REQUEST: Set down exactly the lines from the one containing "Parse this chart: output" through the end of the records below, both included, and nothing else.

MATERIAL:
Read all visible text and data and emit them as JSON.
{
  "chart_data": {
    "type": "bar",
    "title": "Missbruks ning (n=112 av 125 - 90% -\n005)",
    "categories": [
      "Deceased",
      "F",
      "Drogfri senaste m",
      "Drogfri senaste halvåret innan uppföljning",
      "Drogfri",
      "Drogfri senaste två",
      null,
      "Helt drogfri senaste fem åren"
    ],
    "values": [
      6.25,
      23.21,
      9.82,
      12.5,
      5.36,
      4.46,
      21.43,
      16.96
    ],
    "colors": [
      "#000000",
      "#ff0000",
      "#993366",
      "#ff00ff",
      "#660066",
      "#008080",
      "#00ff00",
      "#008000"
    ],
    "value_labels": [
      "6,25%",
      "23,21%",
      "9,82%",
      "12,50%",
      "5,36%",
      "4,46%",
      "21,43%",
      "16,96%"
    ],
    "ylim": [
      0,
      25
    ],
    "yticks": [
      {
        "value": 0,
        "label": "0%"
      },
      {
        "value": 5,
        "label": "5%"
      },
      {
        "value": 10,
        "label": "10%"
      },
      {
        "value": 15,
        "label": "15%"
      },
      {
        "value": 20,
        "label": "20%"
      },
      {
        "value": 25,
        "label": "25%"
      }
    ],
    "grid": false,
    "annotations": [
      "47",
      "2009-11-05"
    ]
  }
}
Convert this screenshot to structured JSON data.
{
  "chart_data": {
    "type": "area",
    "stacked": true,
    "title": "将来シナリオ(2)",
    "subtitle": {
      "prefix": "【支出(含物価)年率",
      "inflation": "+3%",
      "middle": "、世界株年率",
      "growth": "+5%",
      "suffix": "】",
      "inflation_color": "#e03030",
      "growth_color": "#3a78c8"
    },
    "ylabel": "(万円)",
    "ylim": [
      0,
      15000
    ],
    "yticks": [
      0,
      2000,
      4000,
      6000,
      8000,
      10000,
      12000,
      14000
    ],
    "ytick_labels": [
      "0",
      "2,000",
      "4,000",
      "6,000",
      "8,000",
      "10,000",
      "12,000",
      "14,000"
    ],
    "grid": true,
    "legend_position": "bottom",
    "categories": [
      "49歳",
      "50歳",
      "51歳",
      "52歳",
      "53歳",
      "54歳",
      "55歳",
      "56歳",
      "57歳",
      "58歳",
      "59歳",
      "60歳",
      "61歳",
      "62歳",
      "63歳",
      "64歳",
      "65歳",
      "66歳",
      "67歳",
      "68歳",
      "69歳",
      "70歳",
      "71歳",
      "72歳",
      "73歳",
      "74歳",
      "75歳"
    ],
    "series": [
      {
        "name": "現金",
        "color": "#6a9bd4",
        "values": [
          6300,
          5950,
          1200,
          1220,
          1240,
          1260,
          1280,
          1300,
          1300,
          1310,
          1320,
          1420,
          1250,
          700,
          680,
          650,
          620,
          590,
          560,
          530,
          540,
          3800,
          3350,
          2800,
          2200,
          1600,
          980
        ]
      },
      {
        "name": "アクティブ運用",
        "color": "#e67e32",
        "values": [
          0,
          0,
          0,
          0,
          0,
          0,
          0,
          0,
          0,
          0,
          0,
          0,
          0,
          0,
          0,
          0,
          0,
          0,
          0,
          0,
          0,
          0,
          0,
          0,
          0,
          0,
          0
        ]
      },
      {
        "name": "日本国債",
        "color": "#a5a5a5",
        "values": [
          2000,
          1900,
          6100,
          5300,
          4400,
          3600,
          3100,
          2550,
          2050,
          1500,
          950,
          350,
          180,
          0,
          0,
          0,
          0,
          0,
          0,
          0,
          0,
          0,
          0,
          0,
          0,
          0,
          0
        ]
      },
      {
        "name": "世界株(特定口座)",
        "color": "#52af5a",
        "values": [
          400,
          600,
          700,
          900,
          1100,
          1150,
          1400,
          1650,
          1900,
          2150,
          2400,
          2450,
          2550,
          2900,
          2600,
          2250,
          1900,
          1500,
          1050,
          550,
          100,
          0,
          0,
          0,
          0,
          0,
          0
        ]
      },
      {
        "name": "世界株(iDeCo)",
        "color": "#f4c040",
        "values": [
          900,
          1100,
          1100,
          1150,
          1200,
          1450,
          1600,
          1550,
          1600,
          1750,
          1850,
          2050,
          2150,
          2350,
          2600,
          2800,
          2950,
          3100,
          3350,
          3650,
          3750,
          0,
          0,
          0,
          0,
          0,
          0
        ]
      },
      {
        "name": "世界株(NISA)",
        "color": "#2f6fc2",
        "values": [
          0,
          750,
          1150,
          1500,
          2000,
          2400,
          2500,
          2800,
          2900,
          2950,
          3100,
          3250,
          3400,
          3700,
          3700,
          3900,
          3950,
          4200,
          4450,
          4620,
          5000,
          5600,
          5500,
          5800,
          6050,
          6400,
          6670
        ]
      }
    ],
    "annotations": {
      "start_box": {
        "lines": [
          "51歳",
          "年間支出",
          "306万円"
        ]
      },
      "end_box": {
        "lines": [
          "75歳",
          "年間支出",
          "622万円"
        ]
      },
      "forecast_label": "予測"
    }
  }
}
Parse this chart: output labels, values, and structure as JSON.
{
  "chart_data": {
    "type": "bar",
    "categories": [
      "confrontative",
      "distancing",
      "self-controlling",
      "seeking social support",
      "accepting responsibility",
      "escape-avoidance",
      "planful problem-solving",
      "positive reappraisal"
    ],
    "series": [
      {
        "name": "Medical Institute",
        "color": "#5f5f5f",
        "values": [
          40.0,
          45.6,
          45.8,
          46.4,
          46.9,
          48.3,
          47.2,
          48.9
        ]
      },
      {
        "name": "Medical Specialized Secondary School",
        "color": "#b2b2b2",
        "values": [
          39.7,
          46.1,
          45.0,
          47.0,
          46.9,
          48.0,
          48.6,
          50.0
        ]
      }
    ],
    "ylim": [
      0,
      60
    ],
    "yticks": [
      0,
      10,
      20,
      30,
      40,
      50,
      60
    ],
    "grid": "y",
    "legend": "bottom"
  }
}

WRITTEN REPLY:
Parse this chart: output labels, values, and structure as JSON.
{
  "chart_data": {
    "type": "bar",
    "categories": [
      "confrontative",
      "distancing",
      "self-controlling",
      "seeking social support",
      "accepting responsibility",
      "escape-avoidance",
      "planful problem-solving",
      "positive reappraisal"
    ],
    "series": [
      {
        "name": "Medical Institute",
        "color": "#5f5f5f",
        "values": [
          40.0,
          45.6,
          45.8,
          46.4,
          46.9,
          48.3,
          47.2,
          48.9
        ]
      },
      {
        "name": "Medical Specialized Secondary School",
        "color": "#b2b2b2",
        "values": [
          39.7,
          46.1,
          45.0,
          47.0,
          46.9,
          48.0,
          48.6,
          50.0
        ]
      }
    ],
    "ylim": [
      0,
      60
    ],
    "yticks": [
      0,
      10,
      20,
      30,
      40,
      50,
      60
    ],
    "grid": "y",
    "legend": "bottom"
  }
}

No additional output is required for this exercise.